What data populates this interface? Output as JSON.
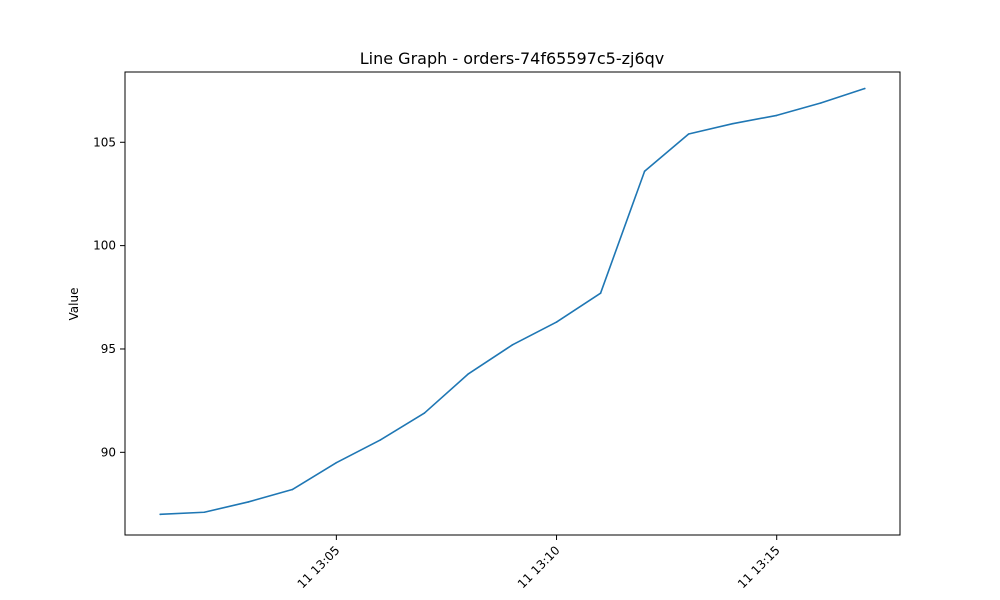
{
  "chart_data": {
    "type": "line",
    "title": "Line Graph - orders-74f65597c5-zj6qv",
    "xlabel": "",
    "ylabel": "Value",
    "grid": false,
    "legend": "none",
    "color": "#1f77b4",
    "xlim_minutes": [
      13.0,
      13.5
    ],
    "ylim": [
      86,
      108.4
    ],
    "x_ticks": [
      {
        "minute": 13.083,
        "label": "11 13:05"
      },
      {
        "minute": 13.167,
        "label": "11 13:10"
      },
      {
        "minute": 13.25,
        "label": "11 13:15"
      }
    ],
    "y_ticks": [
      {
        "value": 90,
        "label": "90"
      },
      {
        "value": 95,
        "label": "95"
      },
      {
        "value": 100,
        "label": "100"
      },
      {
        "value": 105,
        "label": "105"
      }
    ],
    "series": [
      {
        "name": "orders-74f65597c5-zj6qv",
        "x_labels": [
          "13:01",
          "13:02",
          "13:03",
          "13:04",
          "13:05",
          "13:06",
          "13:07",
          "13:08",
          "13:09",
          "13:10",
          "13:11",
          "13:12",
          "13:13",
          "13:14",
          "13:15",
          "13:16",
          "13:17"
        ],
        "x_minutes": [
          1,
          2,
          3,
          4,
          5,
          6,
          7,
          8,
          9,
          10,
          11,
          12,
          13,
          14,
          15,
          16,
          17
        ],
        "values": [
          87.0,
          87.1,
          87.6,
          88.2,
          89.5,
          90.6,
          91.9,
          93.8,
          95.2,
          96.3,
          97.7,
          103.6,
          105.4,
          105.9,
          106.3,
          106.9,
          107.6
        ]
      }
    ]
  }
}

* [Task goal] Using the records above, copy every line that has the word "orders" in it.

* [Solution to this exercise]
    "title": "Line Graph - orders-74f65597c5-zj6qv",
        "name": "orders-74f65597c5-zj6qv",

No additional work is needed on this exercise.